STATED PROBLEM: Below are some records; retype all of them exactly.

LISTING:
★ ★ ★ ★

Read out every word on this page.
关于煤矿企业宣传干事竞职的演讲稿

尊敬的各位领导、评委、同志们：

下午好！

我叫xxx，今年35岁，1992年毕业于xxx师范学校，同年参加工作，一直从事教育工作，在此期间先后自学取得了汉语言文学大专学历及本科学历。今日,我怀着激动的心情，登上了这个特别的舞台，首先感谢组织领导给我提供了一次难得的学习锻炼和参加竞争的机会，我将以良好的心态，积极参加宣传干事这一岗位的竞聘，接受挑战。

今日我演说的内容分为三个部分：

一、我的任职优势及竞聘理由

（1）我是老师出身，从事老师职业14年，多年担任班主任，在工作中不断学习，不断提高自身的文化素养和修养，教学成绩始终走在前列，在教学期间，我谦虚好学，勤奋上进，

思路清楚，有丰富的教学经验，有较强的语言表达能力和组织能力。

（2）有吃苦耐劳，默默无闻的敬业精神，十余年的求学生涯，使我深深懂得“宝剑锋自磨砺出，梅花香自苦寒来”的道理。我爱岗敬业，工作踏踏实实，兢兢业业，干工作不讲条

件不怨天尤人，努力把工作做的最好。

★ ★ ★ ★

COMPLETED TASK:
Read out every word on this page.
关于煤矿企业宣传干事竞职的演讲稿

尊敬的各位领导、评委、同志们：

下午好！

我叫xxx，今年35岁，1992年毕业于xxx师范学校，同年参加工作，一直从事教育工作，在此期间先后自学取得了汉语言文学大专学历及本科学历。今日,我怀着激动的心情，登上了这个特别的舞台，首先感谢组织领导给我提供了一次难得的学习锻炼和参加竞争的机会，我将以良好的心态，积极参加宣传干事这一岗位的竞聘，接受挑战。

今日我演说的内容分为三个部分：

一、我的任职优势及竞聘理由

（1）我是老师出身，从事老师职业14年，多年担任班主任，在工作中不断学习，不断提高自身的文化素养和修养，教学成绩始终走在前列，在教学期间，我谦虚好学，勤奋上进，

思路清楚，有丰富的教学经验，有较强的语言表达能力和组织能力。

（2）有吃苦耐劳，默默无闻的敬业精神，十余年的求学生涯，使我深深懂得“宝剑锋自磨砺出，梅花香自苦寒来”的道理。我爱岗敬业，工作踏踏实实，兢兢业业，干工作不讲条

件不怨天尤人，努力把工作做的最好。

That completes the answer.